Short exercise
State only the number of lines that include "commands".
◆ ◆ ◆ ◆
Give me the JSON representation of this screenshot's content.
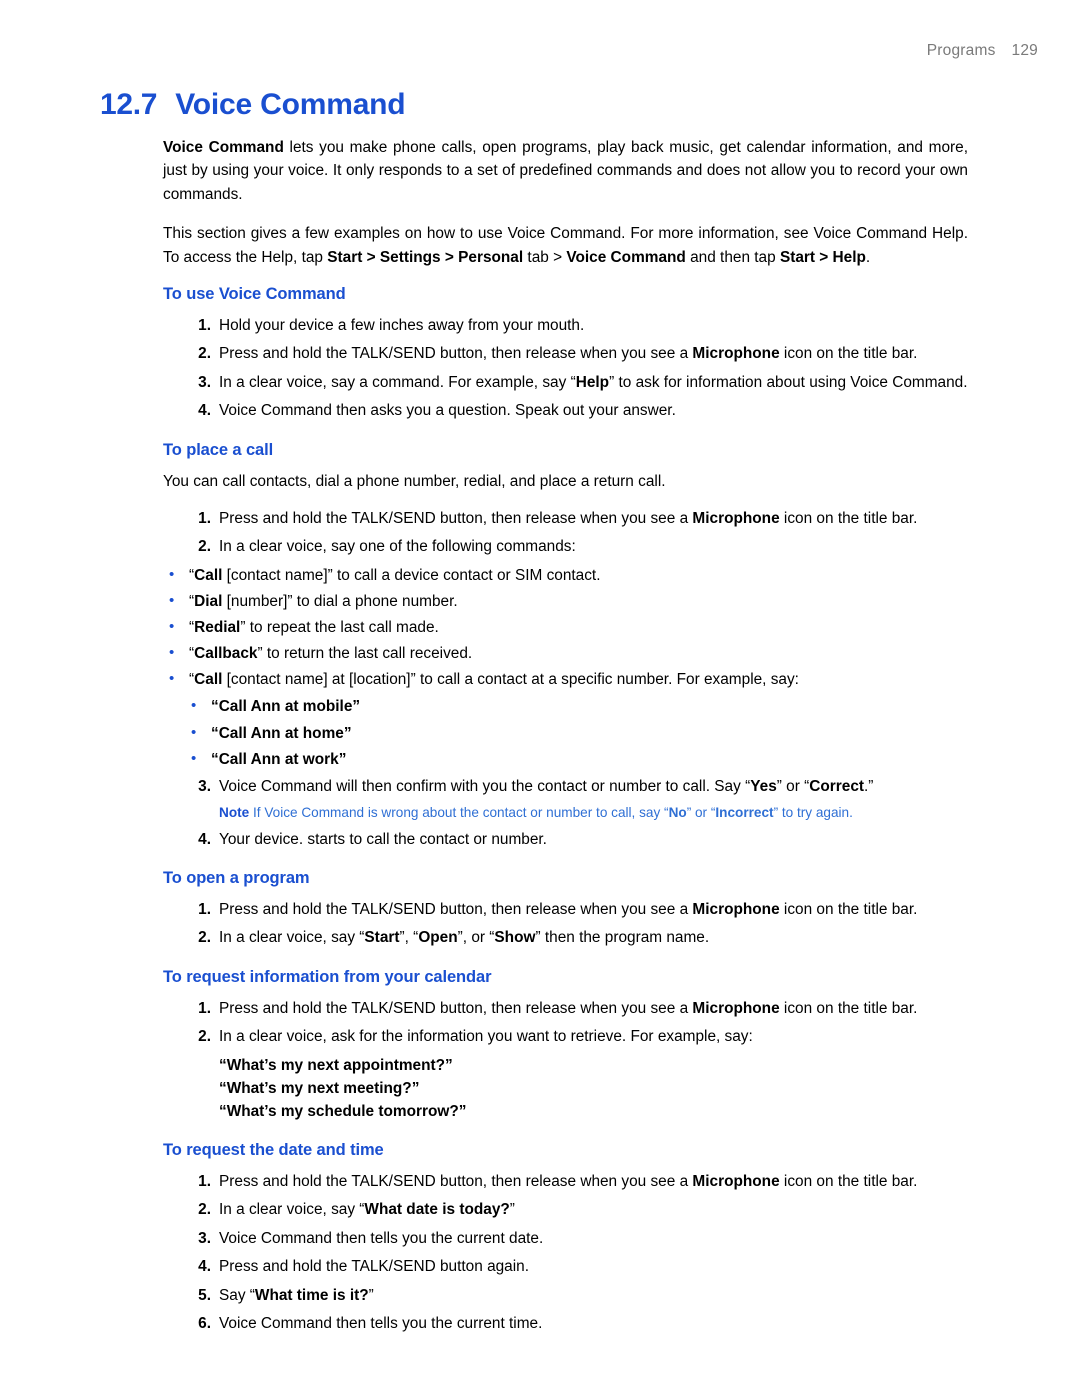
{
  "header": {
    "section": "Programs",
    "page_number": "129"
  },
  "title": {
    "number": "12.7",
    "text": "Voice Command"
  },
  "intro": {
    "p1_bold": "Voice Command",
    "p1_rest": " lets you make phone calls, open programs, play back music, get calendar information, and more, just by using your voice. It only responds to a set of predefined commands and does not allow you to record your own commands.",
    "p2_a": "This section gives a few examples on how to use Voice Command. For more information, see Voice Command Help. To access the Help, tap ",
    "p2_b1": "Start > Settings > Personal",
    "p2_b2": " tab > ",
    "p2_b3": "Voice Command",
    "p2_b4": " and then tap ",
    "p2_b5": "Start > Help",
    "p2_end": "."
  },
  "sections": [
    {
      "heading": "To use Voice Command",
      "steps": [
        {
          "num": "1.",
          "text": "Hold your device a few inches away from your mouth."
        },
        {
          "num": "2.",
          "pre": "Press and hold the TALK/SEND button, then release when you see a ",
          "bold": "Microphone",
          "post": " icon on the title bar."
        },
        {
          "num": "3.",
          "pre": "In a clear voice, say a command. For example, say “",
          "bold": "Help",
          "post": "” to ask for information about using Voice Command."
        },
        {
          "num": "4.",
          "text": "Voice Command then asks you a question. Speak out your answer."
        }
      ]
    },
    {
      "heading": "To place a call",
      "lead": "You can call contacts, dial a phone number, redial, and place a return call.",
      "steps": [
        {
          "num": "1.",
          "pre": "Press and hold the TALK/SEND button, then release when you see a ",
          "bold": "Microphone",
          "post": " icon on the title bar."
        },
        {
          "num": "2.",
          "text": "In a clear voice, say one of the following commands:"
        }
      ],
      "bullets": [
        {
          "pre": "“",
          "bold": "Call",
          "post": " [contact name]” to call a device contact or SIM contact."
        },
        {
          "pre": "“",
          "bold": "Dial",
          "post": " [number]” to dial a phone number."
        },
        {
          "pre": "“",
          "bold": "Redial",
          "post": "” to repeat the last call made."
        },
        {
          "pre": "“",
          "bold": "Callback",
          "post": "” to return the last call received."
        },
        {
          "pre": "“",
          "bold": "Call",
          "post": " [contact name] at [location]” to call a contact at a specific number. For example, say:"
        }
      ],
      "inner_bullets": [
        "“Call Ann at mobile”",
        "“Call Ann at home”",
        "“Call Ann at work”"
      ],
      "steps2": [
        {
          "num": "3.",
          "pre": "Voice Command will then confirm with you the contact or number to call. Say “",
          "bold": "Yes",
          "mid": "” or “",
          "bold2": "Correct",
          "post": ".”"
        }
      ],
      "note": {
        "label": "Note",
        "pre": "  If Voice Command is wrong about the contact or number to call, say “",
        "bold": "No",
        "mid": "” or “",
        "bold2": "Incorrect",
        "post": "” to try again."
      },
      "steps3": [
        {
          "num": "4.",
          "text": "Your device. starts to call the contact or number."
        }
      ]
    },
    {
      "heading": "To open a program",
      "steps": [
        {
          "num": "1.",
          "pre": "Press and hold the TALK/SEND button, then release when you see a ",
          "bold": "Microphone",
          "post": " icon on the title bar."
        },
        {
          "num": "2.",
          "pre": "In a clear voice, say “",
          "bold": "Start",
          "mid": "”, “",
          "bold2": "Open",
          "mid2": "”, or “",
          "bold3": "Show",
          "post": "” then the program name."
        }
      ]
    },
    {
      "heading": "To request information from your calendar",
      "steps": [
        {
          "num": "1.",
          "pre": "Press and hold the TALK/SEND button, then release when you see a ",
          "bold": "Microphone",
          "post": " icon on the title bar."
        },
        {
          "num": "2.",
          "text": "In a clear voice, ask for the information you want to retrieve. For example, say:"
        }
      ],
      "examples": [
        "“What’s my next appointment?”",
        "“What’s my next meeting?”",
        "“What’s my schedule tomorrow?”"
      ]
    },
    {
      "heading": "To request the date and time",
      "steps": [
        {
          "num": "1.",
          "pre": "Press and hold the TALK/SEND button, then release when you see a ",
          "bold": "Microphone",
          "post": " icon on the title bar."
        },
        {
          "num": "2.",
          "pre": "In a clear voice, say “",
          "bold": "What date is today?",
          "post": "”"
        },
        {
          "num": "3.",
          "text": "Voice Command then tells you the current date."
        },
        {
          "num": "4.",
          "text": "Press and hold the TALK/SEND button again."
        },
        {
          "num": "5.",
          "pre": "Say “",
          "bold": "What time is it?",
          "post": "”"
        },
        {
          "num": "6.",
          "text": "Voice Command then tells you the current time."
        }
      ]
    }
  ]
}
◆ ◆ ◆ ◆
Full answer
2